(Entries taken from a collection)
>> begin

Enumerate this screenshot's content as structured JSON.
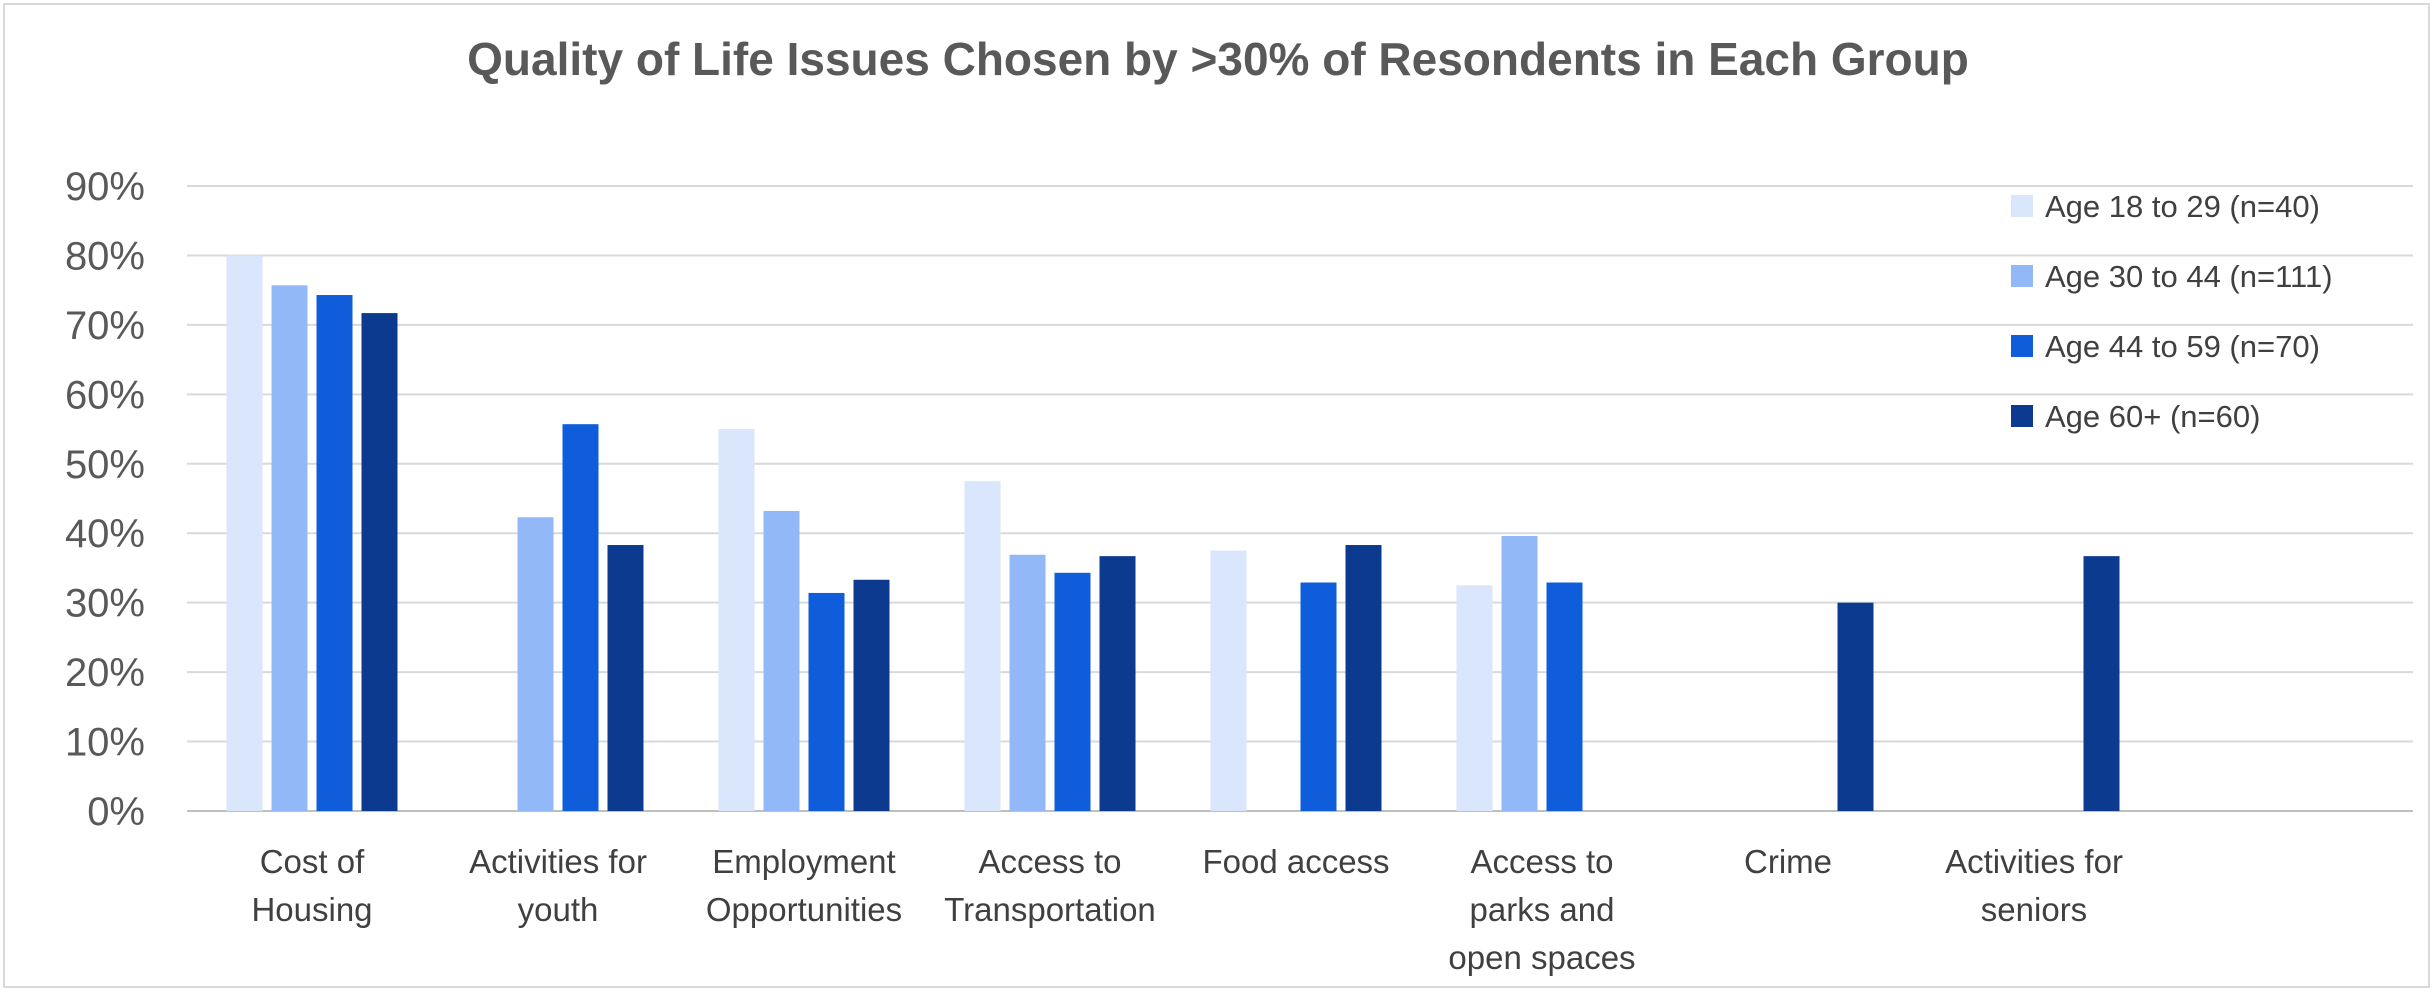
{
  "chart_data": {
    "type": "bar",
    "title": "Quality of Life Issues Chosen by >30% of Resondents in Each Group",
    "xlabel": "",
    "ylabel": "",
    "ylim": [
      0,
      90
    ],
    "yticks": [
      "0%",
      "10%",
      "20%",
      "30%",
      "40%",
      "50%",
      "60%",
      "70%",
      "80%",
      "90%"
    ],
    "categories": [
      [
        "Cost of",
        "Housing"
      ],
      [
        "Activities for",
        "youth"
      ],
      [
        "Employment",
        "Opportunities"
      ],
      [
        "Access to",
        "Transportation"
      ],
      [
        "Food access"
      ],
      [
        "Access to",
        "parks and",
        "open spaces"
      ],
      [
        "Crime"
      ],
      [
        "Activities for",
        "seniors"
      ]
    ],
    "series": [
      {
        "name": "Age 18 to 29 (n=40)",
        "color": "#dae6fb",
        "values": [
          80,
          null,
          55,
          47.5,
          37.5,
          32.5,
          null,
          null
        ]
      },
      {
        "name": "Age 30 to 44 (n=111)",
        "color": "#93b8f7",
        "values": [
          75.7,
          42.3,
          43.2,
          36.9,
          null,
          39.6,
          null,
          null
        ]
      },
      {
        "name": "Age 44 to 59 (n=70)",
        "color": "#0f5ddb",
        "values": [
          74.3,
          55.7,
          31.4,
          34.3,
          32.9,
          32.9,
          null,
          null
        ]
      },
      {
        "name": "Age 60+ (n=60)",
        "color": "#0b3a8f",
        "values": [
          71.7,
          38.3,
          33.3,
          36.7,
          38.3,
          null,
          30,
          36.7
        ]
      }
    ],
    "grid": true,
    "legend": "top-right"
  }
}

>> end

_What is asked:_
Copy out the records above in full, exactly as written, but not the pictures.

_Written response:_
Enumerate this screenshot's content as structured JSON.
{
  "chart_data": {
    "type": "bar",
    "title": "Quality of Life Issues Chosen by >30% of Resondents in Each Group",
    "xlabel": "",
    "ylabel": "",
    "ylim": [
      0,
      90
    ],
    "yticks": [
      "0%",
      "10%",
      "20%",
      "30%",
      "40%",
      "50%",
      "60%",
      "70%",
      "80%",
      "90%"
    ],
    "categories": [
      [
        "Cost of",
        "Housing"
      ],
      [
        "Activities for",
        "youth"
      ],
      [
        "Employment",
        "Opportunities"
      ],
      [
        "Access to",
        "Transportation"
      ],
      [
        "Food access"
      ],
      [
        "Access to",
        "parks and",
        "open spaces"
      ],
      [
        "Crime"
      ],
      [
        "Activities for",
        "seniors"
      ]
    ],
    "series": [
      {
        "name": "Age 18 to 29 (n=40)",
        "color": "#dae6fb",
        "values": [
          80,
          null,
          55,
          47.5,
          37.5,
          32.5,
          null,
          null
        ]
      },
      {
        "name": "Age 30 to 44 (n=111)",
        "color": "#93b8f7",
        "values": [
          75.7,
          42.3,
          43.2,
          36.9,
          null,
          39.6,
          null,
          null
        ]
      },
      {
        "name": "Age 44 to 59 (n=70)",
        "color": "#0f5ddb",
        "values": [
          74.3,
          55.7,
          31.4,
          34.3,
          32.9,
          32.9,
          null,
          null
        ]
      },
      {
        "name": "Age 60+ (n=60)",
        "color": "#0b3a8f",
        "values": [
          71.7,
          38.3,
          33.3,
          36.7,
          38.3,
          null,
          30,
          36.7
        ]
      }
    ],
    "grid": true,
    "legend": "top-right"
  }
}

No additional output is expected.